» **SUPPLIED PASSAGE**:
----------------------------------------
Hon'ble CIT (A) also cited before me one more decision of jurisdictional tribunal delivered in Aug 2013 which was in my favour & also told me orally that I had a strong case.

However at the time of passing order, CIT (A) cited a decision of the same jurisidictional tribunal which was not in my favour & was delivered in May 2013 & dismissed my appeal by disallwoing my claim. This decision is still not available in the public domain - on the site of ITAT.

Further as a matter of fact - there were 3/4 other decisions of the same jurisidictional tribunal delivered between Apr 2013 to Sep 2013 - which were in my favour (- & are now available on ITAT website) but were not known to me at the time of hearing.

My Query - Was the CIT-A right in doing so? Are there any chances of success if I file Sec 154 application before the said Authority? OR shall I straightway approach the ITAT only?
----------------------------------------
» **INFORMATION SHOWN**:
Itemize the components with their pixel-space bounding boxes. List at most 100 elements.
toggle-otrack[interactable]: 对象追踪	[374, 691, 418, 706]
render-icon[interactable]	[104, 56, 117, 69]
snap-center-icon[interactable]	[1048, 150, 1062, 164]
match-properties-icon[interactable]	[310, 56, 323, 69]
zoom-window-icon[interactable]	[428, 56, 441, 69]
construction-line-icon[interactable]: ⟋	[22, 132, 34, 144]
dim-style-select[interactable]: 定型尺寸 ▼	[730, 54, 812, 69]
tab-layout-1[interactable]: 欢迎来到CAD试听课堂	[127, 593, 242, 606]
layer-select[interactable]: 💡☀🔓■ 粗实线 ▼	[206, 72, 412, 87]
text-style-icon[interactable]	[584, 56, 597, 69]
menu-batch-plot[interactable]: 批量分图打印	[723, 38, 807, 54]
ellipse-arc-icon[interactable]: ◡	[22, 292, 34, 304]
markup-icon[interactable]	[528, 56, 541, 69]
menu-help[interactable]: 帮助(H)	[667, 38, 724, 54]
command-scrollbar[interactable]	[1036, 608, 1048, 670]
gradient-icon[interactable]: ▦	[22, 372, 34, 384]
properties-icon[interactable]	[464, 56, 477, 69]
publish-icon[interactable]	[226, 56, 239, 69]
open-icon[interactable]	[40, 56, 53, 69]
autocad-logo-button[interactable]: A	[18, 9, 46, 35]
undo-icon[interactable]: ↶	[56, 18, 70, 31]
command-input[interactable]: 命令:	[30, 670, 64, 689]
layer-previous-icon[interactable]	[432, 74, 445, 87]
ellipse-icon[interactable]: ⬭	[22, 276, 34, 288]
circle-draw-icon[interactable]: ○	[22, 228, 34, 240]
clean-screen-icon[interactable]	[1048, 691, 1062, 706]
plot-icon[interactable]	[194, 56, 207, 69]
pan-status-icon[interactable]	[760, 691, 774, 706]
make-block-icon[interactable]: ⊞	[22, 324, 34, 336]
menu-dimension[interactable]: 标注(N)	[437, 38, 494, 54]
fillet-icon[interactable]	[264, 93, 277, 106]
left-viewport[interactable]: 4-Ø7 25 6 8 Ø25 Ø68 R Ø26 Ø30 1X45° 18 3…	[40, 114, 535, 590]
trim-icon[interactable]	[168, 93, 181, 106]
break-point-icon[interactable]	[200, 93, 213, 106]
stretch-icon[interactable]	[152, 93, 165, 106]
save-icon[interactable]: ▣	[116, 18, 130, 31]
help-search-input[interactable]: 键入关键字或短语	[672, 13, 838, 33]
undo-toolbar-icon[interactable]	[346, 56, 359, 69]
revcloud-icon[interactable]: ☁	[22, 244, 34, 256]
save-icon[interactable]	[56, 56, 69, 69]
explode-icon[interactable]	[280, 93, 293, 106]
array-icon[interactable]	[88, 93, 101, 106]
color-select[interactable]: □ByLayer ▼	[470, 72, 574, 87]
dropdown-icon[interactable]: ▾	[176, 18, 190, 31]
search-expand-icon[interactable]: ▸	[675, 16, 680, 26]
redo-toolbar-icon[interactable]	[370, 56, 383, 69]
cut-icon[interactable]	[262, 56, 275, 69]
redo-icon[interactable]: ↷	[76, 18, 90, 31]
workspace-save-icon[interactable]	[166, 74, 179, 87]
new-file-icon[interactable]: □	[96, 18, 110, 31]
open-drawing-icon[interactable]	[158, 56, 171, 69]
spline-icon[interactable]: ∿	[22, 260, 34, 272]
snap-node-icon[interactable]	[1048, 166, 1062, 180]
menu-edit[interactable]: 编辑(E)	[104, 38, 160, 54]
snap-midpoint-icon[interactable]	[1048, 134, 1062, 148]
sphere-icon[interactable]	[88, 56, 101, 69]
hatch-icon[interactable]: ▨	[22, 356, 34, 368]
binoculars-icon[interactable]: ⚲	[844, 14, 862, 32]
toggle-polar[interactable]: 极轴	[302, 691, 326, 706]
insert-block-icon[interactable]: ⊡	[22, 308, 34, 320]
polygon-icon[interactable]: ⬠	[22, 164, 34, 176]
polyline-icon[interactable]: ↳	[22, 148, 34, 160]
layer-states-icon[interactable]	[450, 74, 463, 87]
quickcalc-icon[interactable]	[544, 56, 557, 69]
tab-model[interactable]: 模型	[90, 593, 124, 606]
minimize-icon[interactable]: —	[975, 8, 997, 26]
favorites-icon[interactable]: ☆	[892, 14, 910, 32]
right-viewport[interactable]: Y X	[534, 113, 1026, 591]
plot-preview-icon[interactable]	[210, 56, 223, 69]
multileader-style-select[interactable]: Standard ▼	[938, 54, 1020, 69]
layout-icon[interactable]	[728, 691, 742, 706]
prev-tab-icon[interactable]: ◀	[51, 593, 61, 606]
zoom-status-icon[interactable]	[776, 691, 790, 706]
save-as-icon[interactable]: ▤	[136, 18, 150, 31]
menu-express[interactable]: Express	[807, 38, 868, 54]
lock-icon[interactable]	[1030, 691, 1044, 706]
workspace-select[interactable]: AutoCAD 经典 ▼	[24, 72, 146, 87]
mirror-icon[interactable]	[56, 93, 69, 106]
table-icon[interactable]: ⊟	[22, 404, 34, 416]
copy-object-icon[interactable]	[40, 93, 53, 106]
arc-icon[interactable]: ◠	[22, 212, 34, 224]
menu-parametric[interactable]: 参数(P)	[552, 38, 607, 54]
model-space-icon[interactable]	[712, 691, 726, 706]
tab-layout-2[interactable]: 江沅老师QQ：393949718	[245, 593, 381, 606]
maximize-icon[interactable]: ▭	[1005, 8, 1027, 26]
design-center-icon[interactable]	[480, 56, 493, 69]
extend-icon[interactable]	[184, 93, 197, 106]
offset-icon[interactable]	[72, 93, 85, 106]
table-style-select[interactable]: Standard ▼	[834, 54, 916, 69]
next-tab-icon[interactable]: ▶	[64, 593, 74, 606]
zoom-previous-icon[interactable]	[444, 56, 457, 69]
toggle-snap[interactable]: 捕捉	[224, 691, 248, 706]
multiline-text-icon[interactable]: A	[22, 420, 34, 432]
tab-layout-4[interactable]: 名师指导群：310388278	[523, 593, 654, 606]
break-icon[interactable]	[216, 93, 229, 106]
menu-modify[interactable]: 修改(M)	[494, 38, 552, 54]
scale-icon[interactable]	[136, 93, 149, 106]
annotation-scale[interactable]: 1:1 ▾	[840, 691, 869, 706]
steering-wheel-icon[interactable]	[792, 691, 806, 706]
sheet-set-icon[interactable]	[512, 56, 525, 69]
----------------------------------------
List every month-and-year reference in the text about the income tax appeal, in the order they first appear.

» **THE RESULT**:
Aug 2013, May 2013, Apr 2013, Sep 2013